WRITTEN INSTRUCTION: Copy out the complete listing, word for word.

Stored dataset items:
___

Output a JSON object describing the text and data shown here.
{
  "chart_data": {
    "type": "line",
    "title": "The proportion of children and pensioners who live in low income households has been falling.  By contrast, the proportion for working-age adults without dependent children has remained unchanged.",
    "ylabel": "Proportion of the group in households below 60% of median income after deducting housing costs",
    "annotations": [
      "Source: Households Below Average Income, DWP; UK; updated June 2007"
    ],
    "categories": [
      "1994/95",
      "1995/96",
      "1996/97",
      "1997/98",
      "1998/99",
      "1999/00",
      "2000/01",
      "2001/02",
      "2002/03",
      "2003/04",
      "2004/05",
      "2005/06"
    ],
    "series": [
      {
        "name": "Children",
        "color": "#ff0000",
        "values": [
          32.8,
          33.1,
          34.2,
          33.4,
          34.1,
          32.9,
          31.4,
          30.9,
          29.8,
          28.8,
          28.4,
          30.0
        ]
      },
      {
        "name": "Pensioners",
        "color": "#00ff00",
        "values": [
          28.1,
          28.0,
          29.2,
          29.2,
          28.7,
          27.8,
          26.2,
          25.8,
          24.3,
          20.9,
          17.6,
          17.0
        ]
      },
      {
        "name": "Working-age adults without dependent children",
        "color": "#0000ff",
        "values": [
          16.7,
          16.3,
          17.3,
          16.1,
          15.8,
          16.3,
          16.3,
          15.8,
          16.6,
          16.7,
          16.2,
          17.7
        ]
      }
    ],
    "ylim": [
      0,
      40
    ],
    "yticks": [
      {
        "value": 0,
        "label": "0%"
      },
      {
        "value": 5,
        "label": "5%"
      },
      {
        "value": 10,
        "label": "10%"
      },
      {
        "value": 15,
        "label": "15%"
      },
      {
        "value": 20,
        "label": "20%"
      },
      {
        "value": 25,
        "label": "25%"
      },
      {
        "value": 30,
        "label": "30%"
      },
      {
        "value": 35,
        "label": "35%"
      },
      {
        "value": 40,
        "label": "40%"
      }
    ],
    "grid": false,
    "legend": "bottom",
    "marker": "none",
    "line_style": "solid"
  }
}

___

REPLY TO THE TASK:
Output a JSON object describing the text and data shown here.
{
  "chart_data": {
    "type": "line",
    "title": "The proportion of children and pensioners who live in low income households has been falling.  By contrast, the proportion for working-age adults without dependent children has remained unchanged.",
    "ylabel": "Proportion of the group in households below 60% of median income after deducting housing costs",
    "annotations": [
      "Source: Households Below Average Income, DWP; UK; updated June 2007"
    ],
    "categories": [
      "1994/95",
      "1995/96",
      "1996/97",
      "1997/98",
      "1998/99",
      "1999/00",
      "2000/01",
      "2001/02",
      "2002/03",
      "2003/04",
      "2004/05",
      "2005/06"
    ],
    "series": [
      {
        "name": "Children",
        "color": "#ff0000",
        "values": [
          32.8,
          33.1,
          34.2,
          33.4,
          34.1,
          32.9,
          31.4,
          30.9,
          29.8,
          28.8,
          28.4,
          30.0
        ]
      },
      {
        "name": "Pensioners",
        "color": "#00ff00",
        "values": [
          28.1,
          28.0,
          29.2,
          29.2,
          28.7,
          27.8,
          26.2,
          25.8,
          24.3,
          20.9,
          17.6,
          17.0
        ]
      },
      {
        "name": "Working-age adults without dependent children",
        "color": "#0000ff",
        "values": [
          16.7,
          16.3,
          17.3,
          16.1,
          15.8,
          16.3,
          16.3,
          15.8,
          16.6,
          16.7,
          16.2,
          17.7
        ]
      }
    ],
    "ylim": [
      0,
      40
    ],
    "yticks": [
      {
        "value": 0,
        "label": "0%"
      },
      {
        "value": 5,
        "label": "5%"
      },
      {
        "value": 10,
        "label": "10%"
      },
      {
        "value": 15,
        "label": "15%"
      },
      {
        "value": 20,
        "label": "20%"
      },
      {
        "value": 25,
        "label": "25%"
      },
      {
        "value": 30,
        "label": "30%"
      },
      {
        "value": 35,
        "label": "35%"
      },
      {
        "value": 40,
        "label": "40%"
      }
    ],
    "grid": false,
    "legend": "bottom",
    "marker": "none",
    "line_style": "solid"
  }
}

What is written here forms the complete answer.